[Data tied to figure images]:
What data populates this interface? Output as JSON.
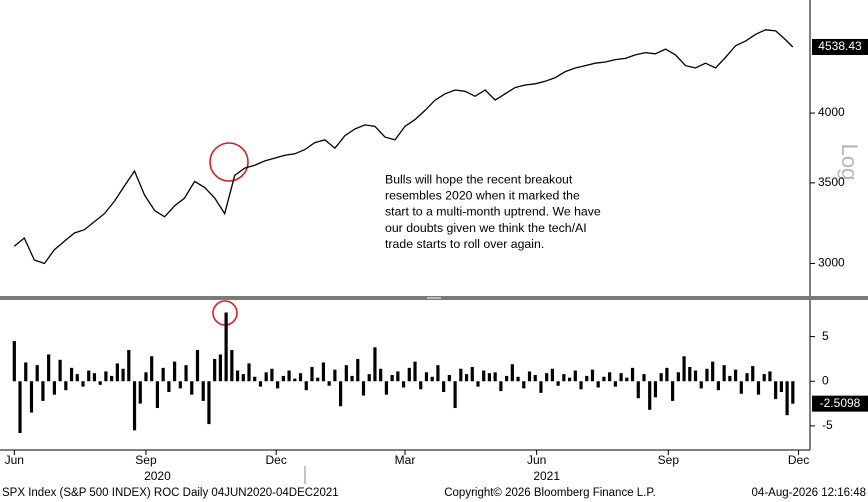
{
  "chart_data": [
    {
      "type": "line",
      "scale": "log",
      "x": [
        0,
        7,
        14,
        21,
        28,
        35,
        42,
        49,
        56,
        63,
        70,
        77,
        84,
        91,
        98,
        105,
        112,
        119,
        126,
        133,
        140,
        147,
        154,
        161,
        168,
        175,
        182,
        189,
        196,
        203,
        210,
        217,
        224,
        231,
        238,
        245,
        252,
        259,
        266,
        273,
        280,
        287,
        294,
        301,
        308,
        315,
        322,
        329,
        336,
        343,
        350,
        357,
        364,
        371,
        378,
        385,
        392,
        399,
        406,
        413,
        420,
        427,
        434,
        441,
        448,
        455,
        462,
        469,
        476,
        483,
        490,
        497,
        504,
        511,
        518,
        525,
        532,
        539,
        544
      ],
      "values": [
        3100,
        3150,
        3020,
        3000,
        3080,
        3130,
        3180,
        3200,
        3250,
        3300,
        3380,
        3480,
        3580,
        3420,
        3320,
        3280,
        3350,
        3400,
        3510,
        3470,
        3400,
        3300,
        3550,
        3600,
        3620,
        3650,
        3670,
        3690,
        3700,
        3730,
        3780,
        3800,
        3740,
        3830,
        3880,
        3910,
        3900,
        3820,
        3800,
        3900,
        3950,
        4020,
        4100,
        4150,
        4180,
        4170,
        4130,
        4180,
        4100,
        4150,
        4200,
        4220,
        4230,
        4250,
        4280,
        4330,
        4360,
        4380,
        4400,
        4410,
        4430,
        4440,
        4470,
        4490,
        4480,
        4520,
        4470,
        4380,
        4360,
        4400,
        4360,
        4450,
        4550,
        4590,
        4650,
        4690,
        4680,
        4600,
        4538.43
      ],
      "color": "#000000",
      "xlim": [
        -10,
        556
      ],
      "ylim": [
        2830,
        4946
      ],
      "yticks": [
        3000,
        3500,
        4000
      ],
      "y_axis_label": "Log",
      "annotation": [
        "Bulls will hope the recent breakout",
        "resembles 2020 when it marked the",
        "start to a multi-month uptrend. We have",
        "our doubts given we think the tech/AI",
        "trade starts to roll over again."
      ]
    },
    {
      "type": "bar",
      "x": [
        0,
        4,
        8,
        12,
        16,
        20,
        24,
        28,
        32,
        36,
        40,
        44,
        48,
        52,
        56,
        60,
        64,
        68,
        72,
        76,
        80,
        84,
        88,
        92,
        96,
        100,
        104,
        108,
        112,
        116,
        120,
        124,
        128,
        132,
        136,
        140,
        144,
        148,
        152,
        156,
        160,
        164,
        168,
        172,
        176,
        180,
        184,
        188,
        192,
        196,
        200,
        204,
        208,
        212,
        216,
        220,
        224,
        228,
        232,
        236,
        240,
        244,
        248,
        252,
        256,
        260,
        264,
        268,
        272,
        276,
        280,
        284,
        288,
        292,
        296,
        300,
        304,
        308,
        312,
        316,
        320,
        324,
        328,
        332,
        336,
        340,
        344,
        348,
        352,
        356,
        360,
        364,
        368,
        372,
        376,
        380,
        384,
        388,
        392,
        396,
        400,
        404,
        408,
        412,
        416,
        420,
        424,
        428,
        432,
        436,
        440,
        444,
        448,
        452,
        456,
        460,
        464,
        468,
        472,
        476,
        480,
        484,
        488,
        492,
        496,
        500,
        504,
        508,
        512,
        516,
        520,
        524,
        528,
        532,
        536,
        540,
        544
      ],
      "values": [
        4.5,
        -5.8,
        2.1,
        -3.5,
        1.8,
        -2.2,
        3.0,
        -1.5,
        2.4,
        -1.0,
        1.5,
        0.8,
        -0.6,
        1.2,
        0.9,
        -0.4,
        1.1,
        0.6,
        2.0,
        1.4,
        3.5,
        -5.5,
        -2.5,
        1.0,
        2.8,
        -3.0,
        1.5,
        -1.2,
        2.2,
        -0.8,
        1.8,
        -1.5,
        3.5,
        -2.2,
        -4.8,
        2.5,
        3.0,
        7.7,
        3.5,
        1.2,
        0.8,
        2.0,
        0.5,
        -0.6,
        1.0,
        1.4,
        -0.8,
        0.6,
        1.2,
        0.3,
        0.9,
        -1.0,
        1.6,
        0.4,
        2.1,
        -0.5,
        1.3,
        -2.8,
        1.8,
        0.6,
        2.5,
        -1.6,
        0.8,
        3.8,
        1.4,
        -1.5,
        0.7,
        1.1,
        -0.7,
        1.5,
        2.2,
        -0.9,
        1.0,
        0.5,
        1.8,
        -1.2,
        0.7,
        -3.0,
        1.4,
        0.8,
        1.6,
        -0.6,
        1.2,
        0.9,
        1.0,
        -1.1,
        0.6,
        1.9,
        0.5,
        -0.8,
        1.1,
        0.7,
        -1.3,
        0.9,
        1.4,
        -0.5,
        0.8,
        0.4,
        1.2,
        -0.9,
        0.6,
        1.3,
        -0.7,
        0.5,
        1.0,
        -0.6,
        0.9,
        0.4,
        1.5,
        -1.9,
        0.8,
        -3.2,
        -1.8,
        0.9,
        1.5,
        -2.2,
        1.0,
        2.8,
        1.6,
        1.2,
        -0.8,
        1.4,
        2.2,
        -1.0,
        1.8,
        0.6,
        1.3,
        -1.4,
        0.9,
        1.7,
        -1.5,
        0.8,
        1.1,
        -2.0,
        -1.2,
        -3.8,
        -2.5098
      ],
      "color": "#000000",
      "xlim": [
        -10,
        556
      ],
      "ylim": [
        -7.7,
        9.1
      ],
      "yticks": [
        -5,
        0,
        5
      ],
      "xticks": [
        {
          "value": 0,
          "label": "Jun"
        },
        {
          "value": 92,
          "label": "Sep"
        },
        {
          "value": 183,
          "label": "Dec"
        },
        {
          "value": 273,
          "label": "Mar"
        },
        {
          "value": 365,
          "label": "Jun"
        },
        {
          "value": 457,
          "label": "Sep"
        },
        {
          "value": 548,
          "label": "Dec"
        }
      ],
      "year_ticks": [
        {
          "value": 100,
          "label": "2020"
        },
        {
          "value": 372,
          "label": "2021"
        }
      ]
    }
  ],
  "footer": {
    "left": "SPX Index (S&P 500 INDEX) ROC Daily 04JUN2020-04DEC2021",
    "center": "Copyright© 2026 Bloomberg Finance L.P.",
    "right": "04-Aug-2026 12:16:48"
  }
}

[Task brief]:
Pictures in the records above are not copied; print everything else exactly.

[Solved problem]:
What data populates this interface? Output as JSON.
{
  "chart_data": [
    {
      "type": "line",
      "scale": "log",
      "x": [
        0,
        7,
        14,
        21,
        28,
        35,
        42,
        49,
        56,
        63,
        70,
        77,
        84,
        91,
        98,
        105,
        112,
        119,
        126,
        133,
        140,
        147,
        154,
        161,
        168,
        175,
        182,
        189,
        196,
        203,
        210,
        217,
        224,
        231,
        238,
        245,
        252,
        259,
        266,
        273,
        280,
        287,
        294,
        301,
        308,
        315,
        322,
        329,
        336,
        343,
        350,
        357,
        364,
        371,
        378,
        385,
        392,
        399,
        406,
        413,
        420,
        427,
        434,
        441,
        448,
        455,
        462,
        469,
        476,
        483,
        490,
        497,
        504,
        511,
        518,
        525,
        532,
        539,
        544
      ],
      "values": [
        3100,
        3150,
        3020,
        3000,
        3080,
        3130,
        3180,
        3200,
        3250,
        3300,
        3380,
        3480,
        3580,
        3420,
        3320,
        3280,
        3350,
        3400,
        3510,
        3470,
        3400,
        3300,
        3550,
        3600,
        3620,
        3650,
        3670,
        3690,
        3700,
        3730,
        3780,
        3800,
        3740,
        3830,
        3880,
        3910,
        3900,
        3820,
        3800,
        3900,
        3950,
        4020,
        4100,
        4150,
        4180,
        4170,
        4130,
        4180,
        4100,
        4150,
        4200,
        4220,
        4230,
        4250,
        4280,
        4330,
        4360,
        4380,
        4400,
        4410,
        4430,
        4440,
        4470,
        4490,
        4480,
        4520,
        4470,
        4380,
        4360,
        4400,
        4360,
        4450,
        4550,
        4590,
        4650,
        4690,
        4680,
        4600,
        4538.43
      ],
      "color": "#000000",
      "xlim": [
        -10,
        556
      ],
      "ylim": [
        2830,
        4946
      ],
      "yticks": [
        3000,
        3500,
        4000
      ],
      "y_axis_label": "Log",
      "annotation": [
        "Bulls will hope the recent breakout",
        "resembles 2020 when it marked the",
        "start to a multi-month uptrend. We have",
        "our doubts given we think the tech/AI",
        "trade starts to roll over again."
      ]
    },
    {
      "type": "bar",
      "x": [
        0,
        4,
        8,
        12,
        16,
        20,
        24,
        28,
        32,
        36,
        40,
        44,
        48,
        52,
        56,
        60,
        64,
        68,
        72,
        76,
        80,
        84,
        88,
        92,
        96,
        100,
        104,
        108,
        112,
        116,
        120,
        124,
        128,
        132,
        136,
        140,
        144,
        148,
        152,
        156,
        160,
        164,
        168,
        172,
        176,
        180,
        184,
        188,
        192,
        196,
        200,
        204,
        208,
        212,
        216,
        220,
        224,
        228,
        232,
        236,
        240,
        244,
        248,
        252,
        256,
        260,
        264,
        268,
        272,
        276,
        280,
        284,
        288,
        292,
        296,
        300,
        304,
        308,
        312,
        316,
        320,
        324,
        328,
        332,
        336,
        340,
        344,
        348,
        352,
        356,
        360,
        364,
        368,
        372,
        376,
        380,
        384,
        388,
        392,
        396,
        400,
        404,
        408,
        412,
        416,
        420,
        424,
        428,
        432,
        436,
        440,
        444,
        448,
        452,
        456,
        460,
        464,
        468,
        472,
        476,
        480,
        484,
        488,
        492,
        496,
        500,
        504,
        508,
        512,
        516,
        520,
        524,
        528,
        532,
        536,
        540,
        544
      ],
      "values": [
        4.5,
        -5.8,
        2.1,
        -3.5,
        1.8,
        -2.2,
        3.0,
        -1.5,
        2.4,
        -1.0,
        1.5,
        0.8,
        -0.6,
        1.2,
        0.9,
        -0.4,
        1.1,
        0.6,
        2.0,
        1.4,
        3.5,
        -5.5,
        -2.5,
        1.0,
        2.8,
        -3.0,
        1.5,
        -1.2,
        2.2,
        -0.8,
        1.8,
        -1.5,
        3.5,
        -2.2,
        -4.8,
        2.5,
        3.0,
        7.7,
        3.5,
        1.2,
        0.8,
        2.0,
        0.5,
        -0.6,
        1.0,
        1.4,
        -0.8,
        0.6,
        1.2,
        0.3,
        0.9,
        -1.0,
        1.6,
        0.4,
        2.1,
        -0.5,
        1.3,
        -2.8,
        1.8,
        0.6,
        2.5,
        -1.6,
        0.8,
        3.8,
        1.4,
        -1.5,
        0.7,
        1.1,
        -0.7,
        1.5,
        2.2,
        -0.9,
        1.0,
        0.5,
        1.8,
        -1.2,
        0.7,
        -3.0,
        1.4,
        0.8,
        1.6,
        -0.6,
        1.2,
        0.9,
        1.0,
        -1.1,
        0.6,
        1.9,
        0.5,
        -0.8,
        1.1,
        0.7,
        -1.3,
        0.9,
        1.4,
        -0.5,
        0.8,
        0.4,
        1.2,
        -0.9,
        0.6,
        1.3,
        -0.7,
        0.5,
        1.0,
        -0.6,
        0.9,
        0.4,
        1.5,
        -1.9,
        0.8,
        -3.2,
        -1.8,
        0.9,
        1.5,
        -2.2,
        1.0,
        2.8,
        1.6,
        1.2,
        -0.8,
        1.4,
        2.2,
        -1.0,
        1.8,
        0.6,
        1.3,
        -1.4,
        0.9,
        1.7,
        -1.5,
        0.8,
        1.1,
        -2.0,
        -1.2,
        -3.8,
        -2.5098
      ],
      "color": "#000000",
      "xlim": [
        -10,
        556
      ],
      "ylim": [
        -7.7,
        9.1
      ],
      "yticks": [
        -5,
        0,
        5
      ],
      "xticks": [
        {
          "value": 0,
          "label": "Jun"
        },
        {
          "value": 92,
          "label": "Sep"
        },
        {
          "value": 183,
          "label": "Dec"
        },
        {
          "value": 273,
          "label": "Mar"
        },
        {
          "value": 365,
          "label": "Jun"
        },
        {
          "value": 457,
          "label": "Sep"
        },
        {
          "value": 548,
          "label": "Dec"
        }
      ],
      "year_ticks": [
        {
          "value": 100,
          "label": "2020"
        },
        {
          "value": 372,
          "label": "2021"
        }
      ]
    }
  ],
  "footer": {
    "left": "SPX Index (S&P 500 INDEX) ROC Daily 04JUN2020-04DEC2021",
    "center": "Copyright© 2026 Bloomberg Finance L.P.",
    "right": "04-Aug-2026 12:16:48"
  }
}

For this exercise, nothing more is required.